## Tareas y ejercicios:
**A.** Responde estas preguntas sobre el fragmento acerca de ver el pasado:
(i) ¿En qué periódico y en qué fecha se publicó?
(ii) ¿Qué velocidad tiene la luz en el vacío?
(iii) ¿A qué distancia de nosotros está Próxima Centauri?
**B.** Anota todos los nombres propios de personas o animales que aparecen en el fragmento sobre ver el pasado.
**C.** Sigue escribiendo el fragmento sobre ver el pasado a partir de su última oración.

## Fragmento:

===

Por Martín Bonfil Olivera
Dirección General de Divulgación de la Ciencia, UNAM
Publicado en
Milenio Diario, 21 de julio de 2010

La semana pasada comenté por qué no es razonable creer que nadie –ni el pulpo Paul– pueda ver el futuro. Ver el pasado, en cambio, es relativamente fácil, gracias a Einstein.

Y no me refiero a recordar el pasado, sino a verlo literalmente. Seguramente usted habrá oído que la teoría de la relatividad afirma –y se ha probado experimentalmente– que la luz tiene una velocidad finita: 300 mil kilómetros por segundo en el vacío. Debido a esto, cuando enfocamos un telescopio hacia una estrella –por ejemplo hacia Próxima Centauri, nuestra vecina más cercana, a 4.2 años luz– la vemos no como es ahora, sino como era hace, precisamente, 4.2 años –el tiempo que su luz tardó en viajar hasta nosotros.

===

## Datos de entrada:
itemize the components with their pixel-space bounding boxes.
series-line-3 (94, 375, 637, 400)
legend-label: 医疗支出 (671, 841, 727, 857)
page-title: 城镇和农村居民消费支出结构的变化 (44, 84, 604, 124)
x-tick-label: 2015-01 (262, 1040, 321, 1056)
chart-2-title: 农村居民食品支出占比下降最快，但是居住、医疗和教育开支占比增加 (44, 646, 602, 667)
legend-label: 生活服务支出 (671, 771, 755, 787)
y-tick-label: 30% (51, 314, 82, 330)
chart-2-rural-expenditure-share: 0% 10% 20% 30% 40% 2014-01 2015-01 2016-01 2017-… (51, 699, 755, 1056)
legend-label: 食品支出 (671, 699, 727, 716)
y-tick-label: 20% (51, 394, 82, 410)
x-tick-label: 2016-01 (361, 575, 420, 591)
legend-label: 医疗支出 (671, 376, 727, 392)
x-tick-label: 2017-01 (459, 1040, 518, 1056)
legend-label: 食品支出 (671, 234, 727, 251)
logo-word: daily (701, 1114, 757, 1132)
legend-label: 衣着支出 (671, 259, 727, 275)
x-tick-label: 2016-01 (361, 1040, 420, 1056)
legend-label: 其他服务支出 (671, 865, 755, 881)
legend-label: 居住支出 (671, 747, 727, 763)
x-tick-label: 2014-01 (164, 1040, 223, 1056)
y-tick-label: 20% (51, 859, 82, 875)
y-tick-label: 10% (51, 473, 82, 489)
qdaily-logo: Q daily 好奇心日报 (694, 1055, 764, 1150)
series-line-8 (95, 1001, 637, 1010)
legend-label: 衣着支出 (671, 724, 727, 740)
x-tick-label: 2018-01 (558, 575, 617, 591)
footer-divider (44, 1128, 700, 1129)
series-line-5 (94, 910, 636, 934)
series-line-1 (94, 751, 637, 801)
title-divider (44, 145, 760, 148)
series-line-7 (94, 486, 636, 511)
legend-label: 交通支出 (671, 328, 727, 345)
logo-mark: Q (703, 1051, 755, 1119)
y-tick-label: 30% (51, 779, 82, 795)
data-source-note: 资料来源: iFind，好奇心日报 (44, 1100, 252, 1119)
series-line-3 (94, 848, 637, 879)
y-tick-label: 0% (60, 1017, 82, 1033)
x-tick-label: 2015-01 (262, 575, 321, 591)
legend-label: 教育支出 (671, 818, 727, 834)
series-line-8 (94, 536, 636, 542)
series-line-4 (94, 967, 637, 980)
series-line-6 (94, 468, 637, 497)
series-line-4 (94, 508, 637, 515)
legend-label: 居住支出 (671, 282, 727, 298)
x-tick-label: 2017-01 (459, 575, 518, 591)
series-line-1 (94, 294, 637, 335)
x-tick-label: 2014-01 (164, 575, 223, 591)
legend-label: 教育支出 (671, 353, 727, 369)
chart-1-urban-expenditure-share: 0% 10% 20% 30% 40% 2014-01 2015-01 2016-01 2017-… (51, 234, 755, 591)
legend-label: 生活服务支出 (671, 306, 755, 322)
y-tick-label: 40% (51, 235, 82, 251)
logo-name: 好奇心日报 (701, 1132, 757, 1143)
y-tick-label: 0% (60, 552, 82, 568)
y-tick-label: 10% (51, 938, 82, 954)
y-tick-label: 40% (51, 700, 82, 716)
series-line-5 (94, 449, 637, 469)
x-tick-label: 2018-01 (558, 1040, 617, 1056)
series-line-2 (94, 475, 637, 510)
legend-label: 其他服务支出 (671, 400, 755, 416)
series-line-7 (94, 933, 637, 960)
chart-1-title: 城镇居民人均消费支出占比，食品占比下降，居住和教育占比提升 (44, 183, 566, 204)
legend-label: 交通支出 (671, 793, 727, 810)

===

## Respuestas escritas:
**A.**
(i) En Milenio Diario, el 21 de julio de 2010.
(ii) 300 mil kilómetros por segundo.
(iii) A 4.2 años luz.

**B.** Martín Bonfil Olivera, Paul (el pulpo) y Einstein.

**C.**
En otras palabras, al ver a lo lejos en el cosmos, estamos también mirando hacia el pasado.

¿Qué tan lejos podemos ver? Casi hasta el big bang, la explosión que dio origen al universo hace unos 14 mil millones de años. ¿Por qué “casi”? Porque durante los primeros 400 mil años de su existencia, el universo no era transparente. Si enfocáramos un telescopio superpotente y supersensible, lo más atrás que podríamos ver sería hasta ese momento.

Y eso es precisamente lo que el físico estadounidense George Smoot –junto con su colega John Mather– propuso: enviar un telescopio al espacio para que detectara la luz más antigua: la radiación cósmica de fondo, el remoto “brillo” del big bang, hoy convertido en microondas, y mapeara detalladamente su distribución a lo largo del universo observable.

El satélite COBE, de la NASA, fue lanzado en 1989, y completó su observación en 1992. Reveló algo fundamental: ya desde un principio la radiación del big bang contenía fluctuaciones. Ésta, se piensa, es la causa de que la materia no esté distribuida uniformemente en el universo (más bien, se halla concentrada en algunas zonas, dejando mucho espacio vacío).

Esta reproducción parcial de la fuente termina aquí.